» **Exercise requirements**:
Which lines include the word "from"? Copy each of them.

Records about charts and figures
········
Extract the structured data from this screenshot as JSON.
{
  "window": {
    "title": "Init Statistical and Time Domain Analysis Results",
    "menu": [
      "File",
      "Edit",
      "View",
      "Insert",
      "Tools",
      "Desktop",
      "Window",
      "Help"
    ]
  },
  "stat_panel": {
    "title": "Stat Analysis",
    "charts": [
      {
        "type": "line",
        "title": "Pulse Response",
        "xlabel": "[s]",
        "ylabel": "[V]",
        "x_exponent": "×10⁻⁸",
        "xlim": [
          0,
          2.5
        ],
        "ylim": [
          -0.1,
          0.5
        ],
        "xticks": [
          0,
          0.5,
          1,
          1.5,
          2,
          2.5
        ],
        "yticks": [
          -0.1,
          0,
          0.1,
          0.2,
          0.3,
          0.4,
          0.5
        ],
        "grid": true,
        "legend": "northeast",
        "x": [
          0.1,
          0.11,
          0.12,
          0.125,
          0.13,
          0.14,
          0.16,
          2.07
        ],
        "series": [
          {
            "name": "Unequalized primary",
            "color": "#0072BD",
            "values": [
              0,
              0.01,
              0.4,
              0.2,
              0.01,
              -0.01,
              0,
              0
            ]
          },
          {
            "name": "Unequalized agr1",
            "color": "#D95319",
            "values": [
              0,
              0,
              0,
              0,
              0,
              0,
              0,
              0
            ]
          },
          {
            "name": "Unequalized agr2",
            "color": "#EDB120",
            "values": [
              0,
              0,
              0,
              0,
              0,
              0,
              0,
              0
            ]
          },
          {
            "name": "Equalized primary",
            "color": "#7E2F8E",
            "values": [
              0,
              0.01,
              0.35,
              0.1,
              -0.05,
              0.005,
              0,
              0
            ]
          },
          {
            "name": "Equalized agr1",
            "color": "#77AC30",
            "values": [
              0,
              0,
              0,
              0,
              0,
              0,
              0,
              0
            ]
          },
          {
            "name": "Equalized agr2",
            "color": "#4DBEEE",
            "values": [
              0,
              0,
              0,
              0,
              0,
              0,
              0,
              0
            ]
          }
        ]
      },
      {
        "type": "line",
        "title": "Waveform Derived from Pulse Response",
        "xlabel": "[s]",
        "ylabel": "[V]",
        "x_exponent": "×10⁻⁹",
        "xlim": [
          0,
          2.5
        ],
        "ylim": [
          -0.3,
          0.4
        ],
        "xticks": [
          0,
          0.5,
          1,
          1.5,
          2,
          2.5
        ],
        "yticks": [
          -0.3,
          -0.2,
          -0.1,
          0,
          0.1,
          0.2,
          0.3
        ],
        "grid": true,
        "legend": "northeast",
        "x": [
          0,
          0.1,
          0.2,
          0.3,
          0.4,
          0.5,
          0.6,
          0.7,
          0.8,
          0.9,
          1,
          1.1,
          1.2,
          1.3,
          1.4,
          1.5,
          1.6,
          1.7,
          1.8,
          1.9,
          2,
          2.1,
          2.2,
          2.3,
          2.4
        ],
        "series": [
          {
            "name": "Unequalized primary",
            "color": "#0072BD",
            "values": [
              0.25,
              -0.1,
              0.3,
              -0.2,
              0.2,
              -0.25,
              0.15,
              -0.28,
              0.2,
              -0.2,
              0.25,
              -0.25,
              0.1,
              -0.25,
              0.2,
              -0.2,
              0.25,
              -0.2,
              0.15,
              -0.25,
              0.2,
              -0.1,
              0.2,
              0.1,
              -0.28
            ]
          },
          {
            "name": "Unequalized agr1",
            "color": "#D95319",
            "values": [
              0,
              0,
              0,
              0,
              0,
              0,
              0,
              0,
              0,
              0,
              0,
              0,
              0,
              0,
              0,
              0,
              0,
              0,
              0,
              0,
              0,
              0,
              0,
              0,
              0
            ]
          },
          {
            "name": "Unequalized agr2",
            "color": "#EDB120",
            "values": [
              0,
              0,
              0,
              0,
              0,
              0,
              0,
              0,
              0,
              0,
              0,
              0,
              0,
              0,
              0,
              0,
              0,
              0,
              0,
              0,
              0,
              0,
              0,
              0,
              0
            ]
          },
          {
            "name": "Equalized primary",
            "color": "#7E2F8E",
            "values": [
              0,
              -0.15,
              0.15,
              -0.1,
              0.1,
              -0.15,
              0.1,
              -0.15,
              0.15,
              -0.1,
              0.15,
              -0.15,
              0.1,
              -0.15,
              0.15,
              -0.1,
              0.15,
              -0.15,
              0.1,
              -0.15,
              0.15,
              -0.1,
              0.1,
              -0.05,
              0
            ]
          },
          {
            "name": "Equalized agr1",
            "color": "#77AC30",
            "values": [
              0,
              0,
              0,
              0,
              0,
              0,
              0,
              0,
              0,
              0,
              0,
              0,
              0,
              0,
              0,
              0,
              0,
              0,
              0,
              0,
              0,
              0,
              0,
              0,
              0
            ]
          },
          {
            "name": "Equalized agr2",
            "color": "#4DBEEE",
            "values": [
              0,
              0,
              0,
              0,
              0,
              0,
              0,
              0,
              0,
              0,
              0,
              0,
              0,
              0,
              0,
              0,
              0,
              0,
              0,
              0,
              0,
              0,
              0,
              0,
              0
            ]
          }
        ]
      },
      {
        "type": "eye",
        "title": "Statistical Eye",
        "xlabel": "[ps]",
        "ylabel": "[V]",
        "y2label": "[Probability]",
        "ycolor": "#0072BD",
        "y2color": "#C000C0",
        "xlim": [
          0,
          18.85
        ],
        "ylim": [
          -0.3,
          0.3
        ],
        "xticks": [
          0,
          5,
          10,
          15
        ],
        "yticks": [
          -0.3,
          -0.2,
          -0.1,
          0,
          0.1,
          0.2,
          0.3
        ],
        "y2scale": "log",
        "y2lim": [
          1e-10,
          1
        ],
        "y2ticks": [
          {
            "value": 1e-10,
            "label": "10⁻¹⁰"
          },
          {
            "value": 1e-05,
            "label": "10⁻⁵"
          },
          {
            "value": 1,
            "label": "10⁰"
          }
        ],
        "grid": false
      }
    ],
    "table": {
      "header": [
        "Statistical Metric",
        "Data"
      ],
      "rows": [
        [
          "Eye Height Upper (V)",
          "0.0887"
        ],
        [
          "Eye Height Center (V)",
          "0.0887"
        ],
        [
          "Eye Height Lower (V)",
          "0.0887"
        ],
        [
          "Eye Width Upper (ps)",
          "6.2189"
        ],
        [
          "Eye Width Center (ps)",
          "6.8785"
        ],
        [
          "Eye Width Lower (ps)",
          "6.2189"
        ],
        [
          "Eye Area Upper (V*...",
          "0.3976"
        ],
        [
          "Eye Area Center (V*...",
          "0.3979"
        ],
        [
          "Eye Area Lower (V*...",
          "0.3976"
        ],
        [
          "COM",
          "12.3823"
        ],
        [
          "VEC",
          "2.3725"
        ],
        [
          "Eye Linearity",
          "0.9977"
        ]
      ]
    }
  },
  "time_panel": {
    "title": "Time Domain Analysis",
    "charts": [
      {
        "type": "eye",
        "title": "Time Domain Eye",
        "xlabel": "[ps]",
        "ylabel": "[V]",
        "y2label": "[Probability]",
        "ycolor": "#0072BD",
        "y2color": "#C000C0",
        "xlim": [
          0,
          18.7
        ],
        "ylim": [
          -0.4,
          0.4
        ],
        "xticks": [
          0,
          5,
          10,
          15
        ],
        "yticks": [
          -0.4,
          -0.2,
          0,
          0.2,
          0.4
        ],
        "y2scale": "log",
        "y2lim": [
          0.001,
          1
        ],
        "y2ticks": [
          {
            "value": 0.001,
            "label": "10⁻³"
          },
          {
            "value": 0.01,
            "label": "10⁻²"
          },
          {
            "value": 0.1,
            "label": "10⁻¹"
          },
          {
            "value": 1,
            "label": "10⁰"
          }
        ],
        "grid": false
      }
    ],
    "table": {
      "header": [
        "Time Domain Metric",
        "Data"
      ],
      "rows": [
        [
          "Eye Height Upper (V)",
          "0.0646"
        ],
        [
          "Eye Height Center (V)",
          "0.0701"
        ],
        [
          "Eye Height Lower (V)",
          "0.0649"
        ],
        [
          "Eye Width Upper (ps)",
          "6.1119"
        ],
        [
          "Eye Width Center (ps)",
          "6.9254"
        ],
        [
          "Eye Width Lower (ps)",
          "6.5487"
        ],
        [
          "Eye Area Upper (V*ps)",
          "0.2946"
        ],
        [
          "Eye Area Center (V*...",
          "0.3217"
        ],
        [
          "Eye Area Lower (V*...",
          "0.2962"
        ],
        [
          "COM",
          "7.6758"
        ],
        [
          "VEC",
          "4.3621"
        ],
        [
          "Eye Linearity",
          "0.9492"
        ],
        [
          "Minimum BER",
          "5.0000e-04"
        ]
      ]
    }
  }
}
········
» **Task output**:
Extract the structured data from this screenshot as JSON.
        "title": "Waveform Derived from Pulse Response",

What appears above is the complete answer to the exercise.